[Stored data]
· · · · ·
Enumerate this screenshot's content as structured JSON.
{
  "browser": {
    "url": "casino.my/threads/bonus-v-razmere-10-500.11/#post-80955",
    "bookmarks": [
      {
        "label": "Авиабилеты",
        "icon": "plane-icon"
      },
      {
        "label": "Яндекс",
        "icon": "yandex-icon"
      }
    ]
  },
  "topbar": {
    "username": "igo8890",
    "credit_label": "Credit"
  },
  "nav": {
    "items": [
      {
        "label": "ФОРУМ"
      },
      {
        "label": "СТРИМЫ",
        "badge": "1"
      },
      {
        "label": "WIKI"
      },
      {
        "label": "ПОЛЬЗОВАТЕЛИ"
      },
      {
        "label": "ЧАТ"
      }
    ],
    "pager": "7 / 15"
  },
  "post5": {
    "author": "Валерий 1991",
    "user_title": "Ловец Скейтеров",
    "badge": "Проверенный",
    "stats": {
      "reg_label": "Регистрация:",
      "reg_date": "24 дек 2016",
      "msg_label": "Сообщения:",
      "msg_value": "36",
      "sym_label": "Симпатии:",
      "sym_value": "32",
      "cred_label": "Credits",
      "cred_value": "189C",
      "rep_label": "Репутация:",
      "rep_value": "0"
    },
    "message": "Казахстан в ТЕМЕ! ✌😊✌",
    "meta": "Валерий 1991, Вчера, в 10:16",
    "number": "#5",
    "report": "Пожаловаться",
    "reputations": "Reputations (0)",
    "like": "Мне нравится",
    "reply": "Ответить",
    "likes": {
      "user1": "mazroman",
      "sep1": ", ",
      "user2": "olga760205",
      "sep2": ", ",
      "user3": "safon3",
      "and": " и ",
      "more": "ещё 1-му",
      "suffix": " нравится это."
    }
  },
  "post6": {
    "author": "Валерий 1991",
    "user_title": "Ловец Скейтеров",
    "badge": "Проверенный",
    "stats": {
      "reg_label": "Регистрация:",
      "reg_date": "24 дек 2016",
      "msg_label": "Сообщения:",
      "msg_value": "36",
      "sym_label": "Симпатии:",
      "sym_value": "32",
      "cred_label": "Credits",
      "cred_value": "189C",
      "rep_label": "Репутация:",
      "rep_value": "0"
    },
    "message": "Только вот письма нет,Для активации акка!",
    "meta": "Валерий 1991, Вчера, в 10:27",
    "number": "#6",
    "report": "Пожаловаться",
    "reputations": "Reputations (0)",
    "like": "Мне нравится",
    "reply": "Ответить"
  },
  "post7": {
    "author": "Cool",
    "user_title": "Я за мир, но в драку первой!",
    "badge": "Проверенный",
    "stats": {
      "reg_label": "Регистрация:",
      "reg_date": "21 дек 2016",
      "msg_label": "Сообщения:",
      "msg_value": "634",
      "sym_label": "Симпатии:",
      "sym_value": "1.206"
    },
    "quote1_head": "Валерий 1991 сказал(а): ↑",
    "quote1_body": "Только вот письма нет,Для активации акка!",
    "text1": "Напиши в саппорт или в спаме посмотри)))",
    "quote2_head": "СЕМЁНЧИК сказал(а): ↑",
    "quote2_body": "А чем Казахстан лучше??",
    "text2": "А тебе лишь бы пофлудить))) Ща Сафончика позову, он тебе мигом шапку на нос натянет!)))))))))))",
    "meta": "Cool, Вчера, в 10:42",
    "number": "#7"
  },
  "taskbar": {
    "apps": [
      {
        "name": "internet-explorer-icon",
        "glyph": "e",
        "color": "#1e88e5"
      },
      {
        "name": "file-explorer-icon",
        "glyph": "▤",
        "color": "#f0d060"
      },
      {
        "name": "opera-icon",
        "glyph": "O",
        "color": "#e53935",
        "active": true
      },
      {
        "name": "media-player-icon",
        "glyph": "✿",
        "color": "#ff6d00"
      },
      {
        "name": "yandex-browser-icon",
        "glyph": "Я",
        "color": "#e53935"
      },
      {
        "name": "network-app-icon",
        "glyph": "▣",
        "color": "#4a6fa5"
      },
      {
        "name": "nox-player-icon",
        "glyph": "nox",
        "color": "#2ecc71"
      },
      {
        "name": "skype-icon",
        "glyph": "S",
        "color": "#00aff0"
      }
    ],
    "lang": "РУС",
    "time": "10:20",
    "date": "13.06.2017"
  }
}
· · · · ·
GOAL: Transcribe every line of the data, exactly as it stands.

COMPLETED TASK:
Enumerate this screenshot's content as structured JSON.
{
  "browser": {
    "url": "casino.my/threads/bonus-v-razmere-10-500.11/#post-80955",
    "bookmarks": [
      {
        "label": "Авиабилеты",
        "icon": "plane-icon"
      },
      {
        "label": "Яндекс",
        "icon": "yandex-icon"
      }
    ]
  },
  "topbar": {
    "username": "igo8890",
    "credit_label": "Credit"
  },
  "nav": {
    "items": [
      {
        "label": "ФОРУМ"
      },
      {
        "label": "СТРИМЫ",
        "badge": "1"
      },
      {
        "label": "WIKI"
      },
      {
        "label": "ПОЛЬЗОВАТЕЛИ"
      },
      {
        "label": "ЧАТ"
      }
    ],
    "pager": "7 / 15"
  },
  "post5": {
    "author": "Валерий 1991",
    "user_title": "Ловец Скейтеров",
    "badge": "Проверенный",
    "stats": {
      "reg_label": "Регистрация:",
      "reg_date": "24 дек 2016",
      "msg_label": "Сообщения:",
      "msg_value": "36",
      "sym_label": "Симпатии:",
      "sym_value": "32",
      "cred_label": "Credits",
      "cred_value": "189C",
      "rep_label": "Репутация:",
      "rep_value": "0"
    },
    "message": "Казахстан в ТЕМЕ! ✌😊✌",
    "meta": "Валерий 1991, Вчера, в 10:16",
    "number": "#5",
    "report": "Пожаловаться",
    "reputations": "Reputations (0)",
    "like": "Мне нравится",
    "reply": "Ответить",
    "likes": {
      "user1": "mazroman",
      "sep1": ", ",
      "user2": "olga760205",
      "sep2": ", ",
      "user3": "safon3",
      "and": " и ",
      "more": "ещё 1-му",
      "suffix": " нравится это."
    }
  },
  "post6": {
    "author": "Валерий 1991",
    "user_title": "Ловец Скейтеров",
    "badge": "Проверенный",
    "stats": {
      "reg_label": "Регистрация:",
      "reg_date": "24 дек 2016",
      "msg_label": "Сообщения:",
      "msg_value": "36",
      "sym_label": "Симпатии:",
      "sym_value": "32",
      "cred_label": "Credits",
      "cred_value": "189C",
      "rep_label": "Репутация:",
      "rep_value": "0"
    },
    "message": "Только вот письма нет,Для активации акка!",
    "meta": "Валерий 1991, Вчера, в 10:27",
    "number": "#6",
    "report": "Пожаловаться",
    "reputations": "Reputations (0)",
    "like": "Мне нравится",
    "reply": "Ответить"
  },
  "post7": {
    "author": "Cool",
    "user_title": "Я за мир, но в драку первой!",
    "badge": "Проверенный",
    "stats": {
      "reg_label": "Регистрация:",
      "reg_date": "21 дек 2016",
      "msg_label": "Сообщения:",
      "msg_value": "634",
      "sym_label": "Симпатии:",
      "sym_value": "1.206"
    },
    "quote1_head": "Валерий 1991 сказал(а): ↑",
    "quote1_body": "Только вот письма нет,Для активации акка!",
    "text1": "Напиши в саппорт или в спаме посмотри)))",
    "quote2_head": "СЕМЁНЧИК сказал(а): ↑",
    "quote2_body": "А чем Казахстан лучше??",
    "text2": "А тебе лишь бы пофлудить))) Ща Сафончика позову, он тебе мигом шапку на нос натянет!)))))))))))",
    "meta": "Cool, Вчера, в 10:42",
    "number": "#7"
  },
  "taskbar": {
    "apps": [
      {
        "name": "internet-explorer-icon",
        "glyph": "e",
        "color": "#1e88e5"
      },
      {
        "name": "file-explorer-icon",
        "glyph": "▤",
        "color": "#f0d060"
      },
      {
        "name": "opera-icon",
        "glyph": "O",
        "color": "#e53935",
        "active": true
      },
      {
        "name": "media-player-icon",
        "glyph": "✿",
        "color": "#ff6d00"
      },
      {
        "name": "yandex-browser-icon",
        "glyph": "Я",
        "color": "#e53935"
      },
      {
        "name": "network-app-icon",
        "glyph": "▣",
        "color": "#4a6fa5"
      },
      {
        "name": "nox-player-icon",
        "glyph": "nox",
        "color": "#2ecc71"
      },
      {
        "name": "skype-icon",
        "glyph": "S",
        "color": "#00aff0"
      }
    ],
    "lang": "РУС",
    "time": "10:20",
    "date": "13.06.2017"
  }
}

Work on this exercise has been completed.